#### [Stored items from a collection]
- Opening Delimiter -

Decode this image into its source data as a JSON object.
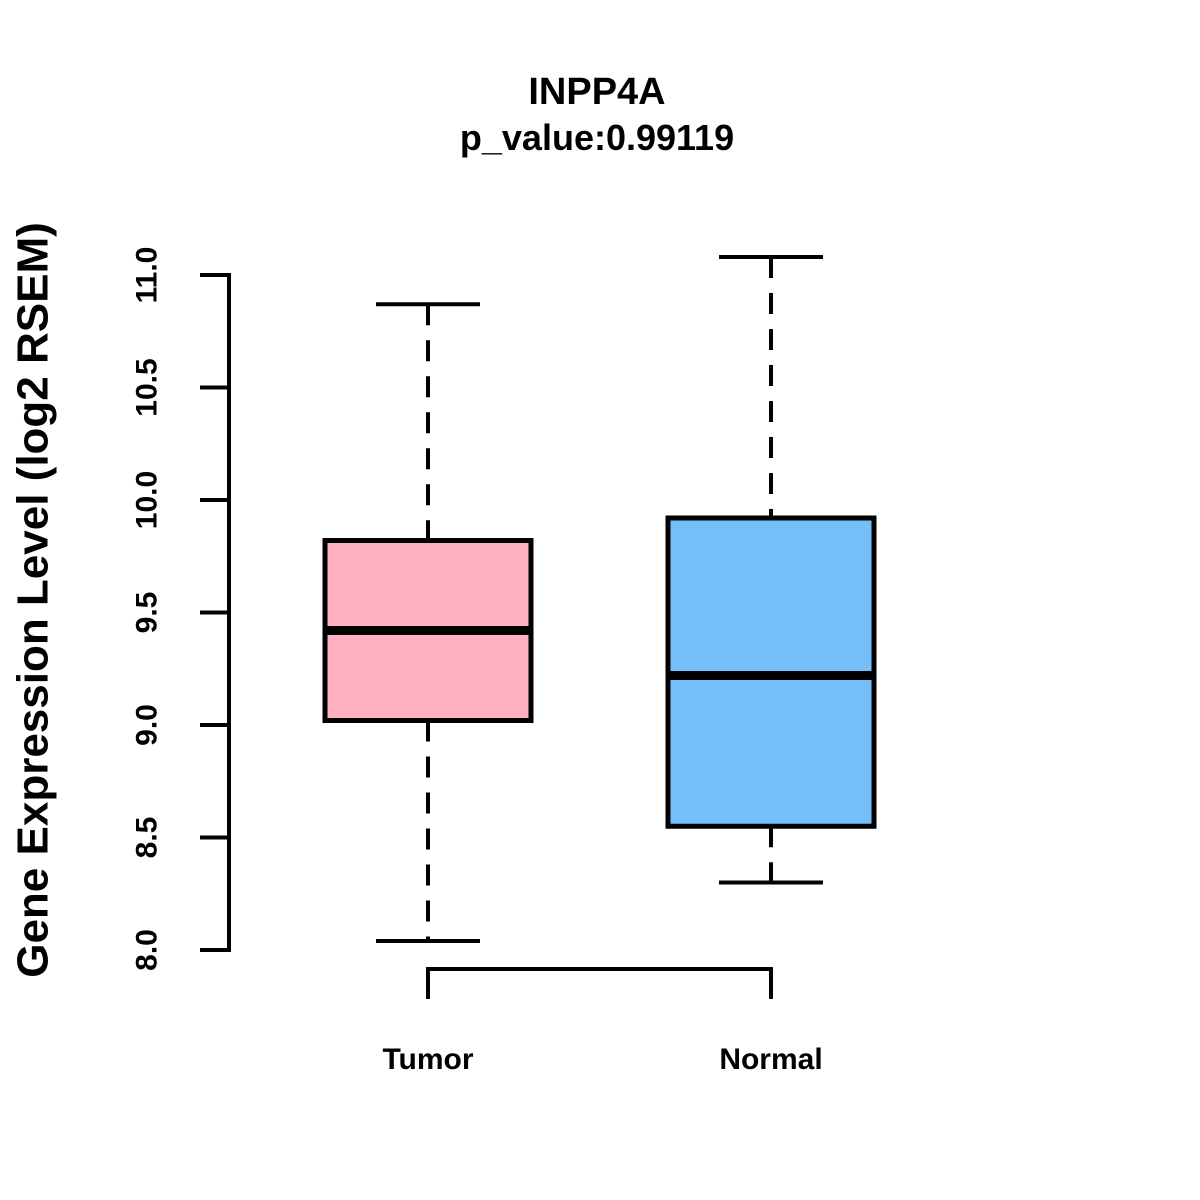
{
  "chart_data": {
    "type": "boxplot",
    "title": "INPP4A",
    "subtitle": "p_value:0.99119",
    "ylabel": "Gene Expression Level (log2 RSEM)",
    "xlabel": "",
    "yticks": [
      8.0,
      8.5,
      9.0,
      9.5,
      10.0,
      10.5,
      11.0
    ],
    "ytick_labels": [
      "8.0",
      "8.5",
      "9.0",
      "9.5",
      "10.0",
      "10.5",
      "11.0"
    ],
    "ylim": [
      8.0,
      11.0
    ],
    "grid": false,
    "legend": "none",
    "categories": [
      "Tumor",
      "Normal"
    ],
    "groups": [
      {
        "label": "Tumor",
        "fill_color": "#FFB0C1",
        "whisker_low": 8.04,
        "q1": 9.02,
        "median": 9.42,
        "q3": 9.82,
        "whisker_high": 10.87
      },
      {
        "label": "Normal",
        "fill_color": "#74BFF7",
        "whisker_low": 8.3,
        "q1": 8.55,
        "median": 9.22,
        "q3": 9.92,
        "whisker_high": 11.08
      }
    ],
    "colors": {
      "stroke": "#000000",
      "text": "#000000",
      "background": "#FFFFFF"
    }
  }
}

- Closing Delimiter -

#### [Exercise aim]
Give the records a second time exactly, keeping the images out.

#### [Worked solution]
Decode this image into its source data as a JSON object.
{
  "chart_data": {
    "type": "boxplot",
    "title": "INPP4A",
    "subtitle": "p_value:0.99119",
    "ylabel": "Gene Expression Level (log2 RSEM)",
    "xlabel": "",
    "yticks": [
      8.0,
      8.5,
      9.0,
      9.5,
      10.0,
      10.5,
      11.0
    ],
    "ytick_labels": [
      "8.0",
      "8.5",
      "9.0",
      "9.5",
      "10.0",
      "10.5",
      "11.0"
    ],
    "ylim": [
      8.0,
      11.0
    ],
    "grid": false,
    "legend": "none",
    "categories": [
      "Tumor",
      "Normal"
    ],
    "groups": [
      {
        "label": "Tumor",
        "fill_color": "#FFB0C1",
        "whisker_low": 8.04,
        "q1": 9.02,
        "median": 9.42,
        "q3": 9.82,
        "whisker_high": 10.87
      },
      {
        "label": "Normal",
        "fill_color": "#74BFF7",
        "whisker_low": 8.3,
        "q1": 8.55,
        "median": 9.22,
        "q3": 9.92,
        "whisker_high": 11.08
      }
    ],
    "colors": {
      "stroke": "#000000",
      "text": "#000000",
      "background": "#FFFFFF"
    }
  }
}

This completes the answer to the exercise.